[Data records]
******************************

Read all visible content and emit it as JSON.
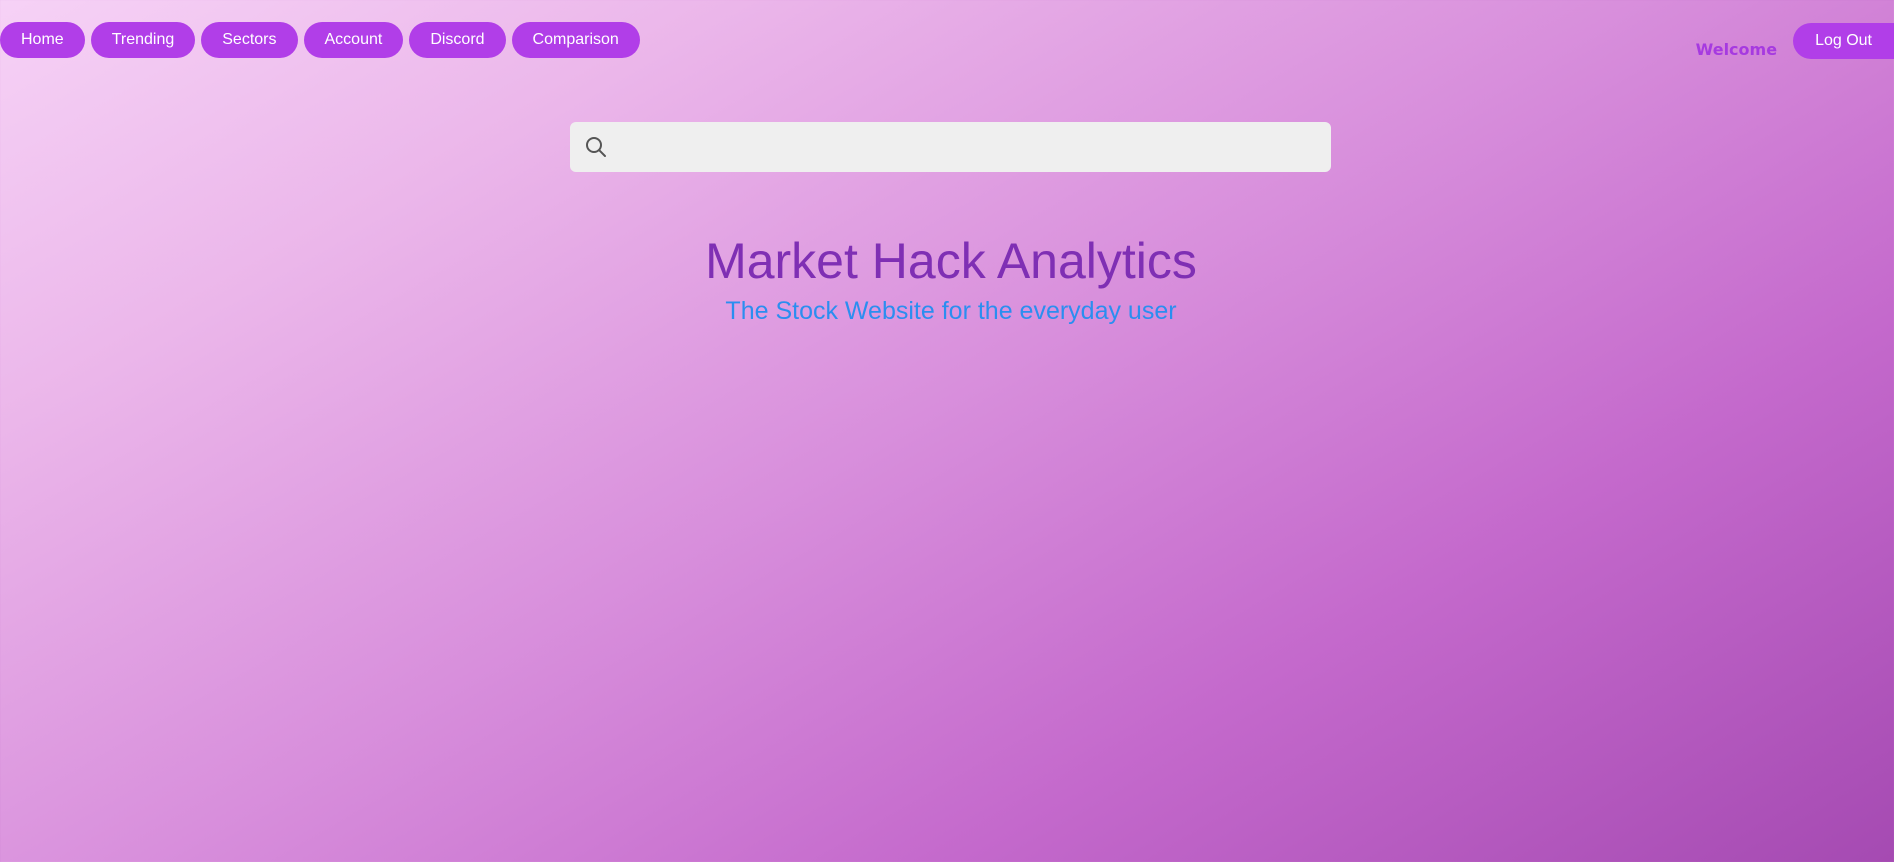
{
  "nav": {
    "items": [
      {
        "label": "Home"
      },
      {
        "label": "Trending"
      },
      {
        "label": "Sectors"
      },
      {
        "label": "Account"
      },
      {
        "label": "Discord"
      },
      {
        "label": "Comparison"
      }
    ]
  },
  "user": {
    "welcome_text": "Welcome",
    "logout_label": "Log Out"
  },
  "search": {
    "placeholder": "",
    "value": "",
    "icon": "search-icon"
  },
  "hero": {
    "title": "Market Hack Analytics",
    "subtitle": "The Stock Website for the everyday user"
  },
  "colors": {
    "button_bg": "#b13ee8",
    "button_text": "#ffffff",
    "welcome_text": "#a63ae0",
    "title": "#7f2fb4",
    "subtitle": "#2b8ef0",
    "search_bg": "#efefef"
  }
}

******************************

AIM OF THE TASK:
Output a faithful copy of the data, with each picture left out.

TASK ANSWER:
Read all visible content and emit it as JSON.
{
  "nav": {
    "items": [
      {
        "label": "Home"
      },
      {
        "label": "Trending"
      },
      {
        "label": "Sectors"
      },
      {
        "label": "Account"
      },
      {
        "label": "Discord"
      },
      {
        "label": "Comparison"
      }
    ]
  },
  "user": {
    "welcome_text": "Welcome",
    "logout_label": "Log Out"
  },
  "search": {
    "placeholder": "",
    "value": "",
    "icon": "search-icon"
  },
  "hero": {
    "title": "Market Hack Analytics",
    "subtitle": "The Stock Website for the everyday user"
  },
  "colors": {
    "button_bg": "#b13ee8",
    "button_text": "#ffffff",
    "welcome_text": "#a63ae0",
    "title": "#7f2fb4",
    "subtitle": "#2b8ef0",
    "search_bg": "#efefef"
  }
}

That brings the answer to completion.